Hierbei ist Religion als eine spirituelle Grundkomponente des Menschen aufzufassen. Wenn unter Kultur die Summe der Effekte von innovativen Handlungen des Menschen im Rahmen seiner Anpassung an die Umwelt in der Daseinsgestaltung in sozialen Gemeinschaften zu verstehen ist, kann die Religionswissenschaft als eine Disziplin der Kulturwissenschaften bezeichnet werden.
Sie berücksichtigt in ihrer Forschung jene Kulturgüter, die aus religiöser Überzeugung einzelner Menschen oder Gemeinschaften geschaffen wurden. Darunter fallen schriftlich fixierte religiöse Traditionen, religiös motiviertes Literaturschaffen sowie materielle und geistige Weltgestaltung, die sich etwa in der Errichtung von Kultbauten o.ä. zeigt. Daneben untersucht die Religionswissenschaft auch Gesellschaftsformen, die von religiösen Überzeugungen geprägt sind.

• [AUFGEFÜHRTE EINTRÄGE]:
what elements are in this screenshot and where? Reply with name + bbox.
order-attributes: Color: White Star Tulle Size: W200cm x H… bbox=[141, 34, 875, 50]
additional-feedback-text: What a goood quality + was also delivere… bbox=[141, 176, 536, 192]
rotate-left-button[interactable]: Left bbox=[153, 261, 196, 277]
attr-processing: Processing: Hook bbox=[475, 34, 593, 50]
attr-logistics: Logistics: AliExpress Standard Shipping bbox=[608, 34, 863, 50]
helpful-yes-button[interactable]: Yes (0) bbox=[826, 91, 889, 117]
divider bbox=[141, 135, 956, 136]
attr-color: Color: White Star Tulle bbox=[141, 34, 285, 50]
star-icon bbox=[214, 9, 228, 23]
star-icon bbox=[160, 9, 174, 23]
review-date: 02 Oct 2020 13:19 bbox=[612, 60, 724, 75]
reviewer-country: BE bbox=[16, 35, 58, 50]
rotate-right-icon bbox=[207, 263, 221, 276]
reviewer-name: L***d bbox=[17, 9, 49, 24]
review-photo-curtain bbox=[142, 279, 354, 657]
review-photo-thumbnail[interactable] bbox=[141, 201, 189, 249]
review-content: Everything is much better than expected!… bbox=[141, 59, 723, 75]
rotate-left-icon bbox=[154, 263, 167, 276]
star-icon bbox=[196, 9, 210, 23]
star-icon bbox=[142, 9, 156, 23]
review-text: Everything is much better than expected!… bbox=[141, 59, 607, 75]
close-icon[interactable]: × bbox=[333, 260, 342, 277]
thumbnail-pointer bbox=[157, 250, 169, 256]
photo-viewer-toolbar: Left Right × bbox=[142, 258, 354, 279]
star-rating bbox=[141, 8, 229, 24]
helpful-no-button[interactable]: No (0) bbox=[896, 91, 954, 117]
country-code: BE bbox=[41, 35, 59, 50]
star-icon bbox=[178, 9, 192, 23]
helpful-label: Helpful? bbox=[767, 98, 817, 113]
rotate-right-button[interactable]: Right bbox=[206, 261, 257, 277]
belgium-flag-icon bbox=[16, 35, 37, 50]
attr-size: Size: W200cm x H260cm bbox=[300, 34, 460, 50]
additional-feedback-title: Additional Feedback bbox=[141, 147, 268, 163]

• [AUFTRAG]: Schreiben Sie den Textabschnitt über die Religionswissenschaft im Anschluss an seinen letzten Satz weiter. Die Einträge sind eigenständiges Material und gehören nicht zum Textabschnitt.

• [LÖSUNG ZUR AUFGABE]:
Religionswissenschaft analysiert Religion somit als Teil des Beziehungsgeflechts von Mensch, Gesellschaft und Kultur, wobei Religion in empirisch fassbarer und erforschbarer Form von Menschen für Menschen initiiert wird. 
Eine Untersuchung von Glaubensinhalten auf der Sachebene, etwa in Form einer Suche nach transzendenter Wahrheit, nimmt die Religionswissenschaft nicht vor, hingegen ordnet, klassifiziert, vergleicht und analysiert sie die Erscheinungsformen und Elemente verschiedener Religionen. 
Religion so verstanden ist ein gleichberechtigtes gesellschaftliches Subsystem neben z.B. der Wirtschaft, dem Recht, der Politik und der sozialen Sphäre, eben ein kulturelles Segment. Da es zwischen den einzelnen Segmenten  einer Gesellschaft zahlreiche Verflechtungen und Querverbindungen existieren, ist die Religionswissenschaft als vergleichende Disziplin grundsätzlich interdisziplinär anzugehen.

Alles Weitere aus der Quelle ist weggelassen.